▶ **What this task involves**:
The records below must be written out exactly, with every picture left behind.

▶ **Material supplied**:
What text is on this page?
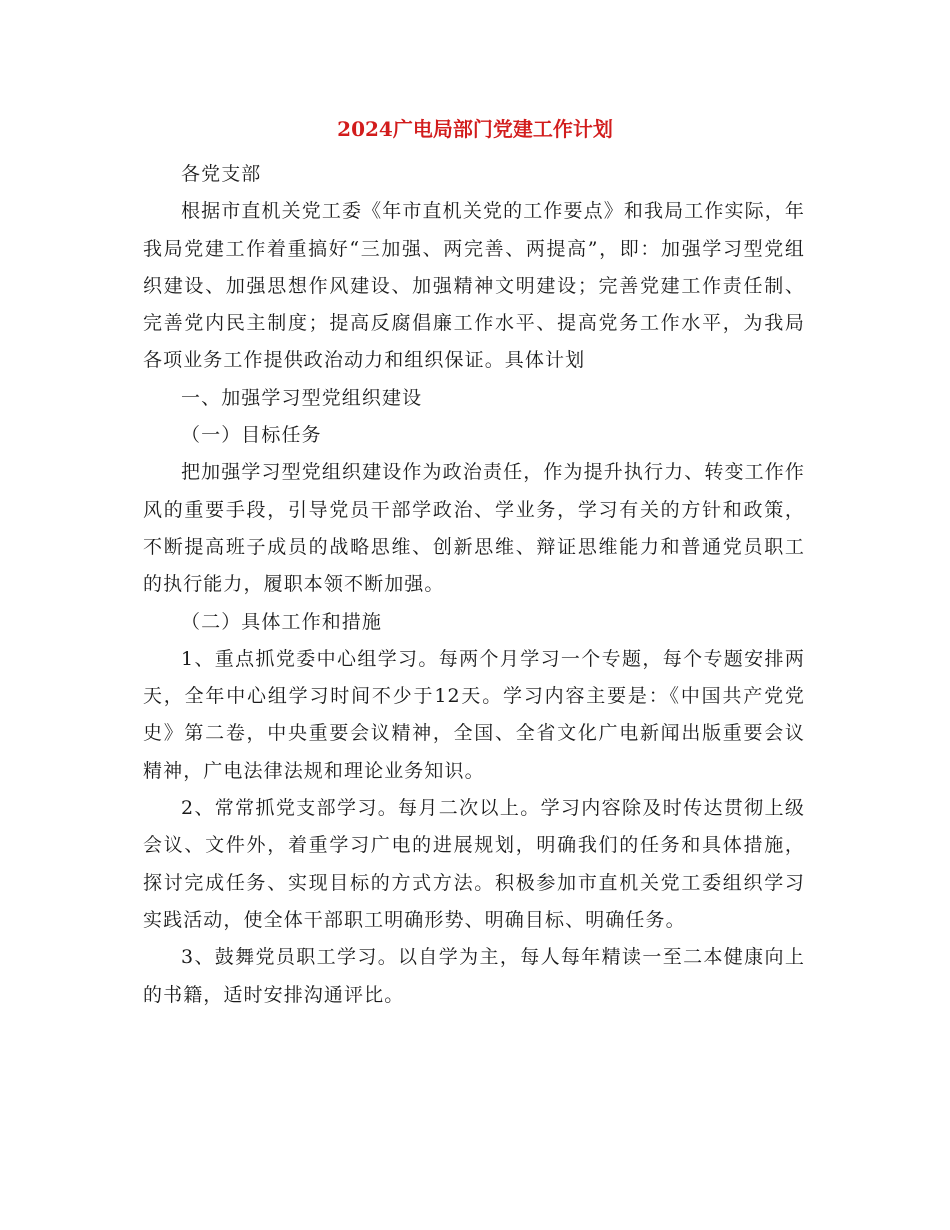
2024广电局部门党建工作计划

各党支部

根据市直机关党工委《年市直机关党的工作要点》和我局工作实际，年我局党建工作着重搞好“三加强、两完善、两提高”，即：加强学习型党组织建设、加强思想作风建设、加强精神文明建设；完善党建工作责任制、完善党内民主制度；提高反腐倡廉工作水平、提高党务工作水平，为我局各项业务工作提供政治动力和组织保证。具体计划

一、加强学习型党组织建设

（一）目标任务

把加强学习型党组织建设作为政治责任，作为提升执行力、转变工作作风的重要手段，引导党员干部学政治、学业务，学习有关的方针和政策，不断提高班子成员的战略思维、创新思维、辩证思维能力和普通党员职工的执行能力，履职本领不断加强。

（二）具体工作和措施

1、重点抓党委中心组学习。每两个月学习一个专题，每个专题安排两天，全年中心组学习时间不少于12天。学习内容主要是：《中国共产党党史》第二卷，中央重要会议精神，全国、全省文化广电新闻出版重要会议精神，广电法律法规和理论业务知识。

2、常常抓党支部学习。每月二次以上。学习内容除及时传达贯彻上级会议、文件外，着重学习广电的进展规划，明确我们的任务和具体措施，探讨完成任务、实现目标的方式方法。积极参加市直机关党工委组织学习实践活动，使全体干部职工明确形势、明确目标、明确任务。

3、鼓舞党员职工学习。以自学为主，每人每年精读一至二本健康向上的书籍，适时安排沟通评比。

▶ **Problem solution**:
What text is on this page?
2024广电局部门党建工作计划

各党支部

根据市直机关党工委《年市直机关党的工作要点》和我局工作实际，年我局党建工作着重搞好“三加强、两完善、两提高”，即：加强学习型党组织建设、加强思想作风建设、加强精神文明建设；完善党建工作责任制、完善党内民主制度；提高反腐倡廉工作水平、提高党务工作水平，为我局各项业务工作提供政治动力和组织保证。具体计划

一、加强学习型党组织建设

（一）目标任务

把加强学习型党组织建设作为政治责任，作为提升执行力、转变工作作风的重要手段，引导党员干部学政治、学业务，学习有关的方针和政策，不断提高班子成员的战略思维、创新思维、辩证思维能力和普通党员职工的执行能力，履职本领不断加强。

（二）具体工作和措施

1、重点抓党委中心组学习。每两个月学习一个专题，每个专题安排两天，全年中心组学习时间不少于12天。学习内容主要是：《中国共产党党史》第二卷，中央重要会议精神，全国、全省文化广电新闻出版重要会议精神，广电法律法规和理论业务知识。

2、常常抓党支部学习。每月二次以上。学习内容除及时传达贯彻上级会议、文件外，着重学习广电的进展规划，明确我们的任务和具体措施，探讨完成任务、实现目标的方式方法。积极参加市直机关党工委组织学习实践活动，使全体干部职工明确形势、明确目标、明确任务。

3、鼓舞党员职工学习。以自学为主，每人每年精读一至二本健康向上的书籍，适时安排沟通评比。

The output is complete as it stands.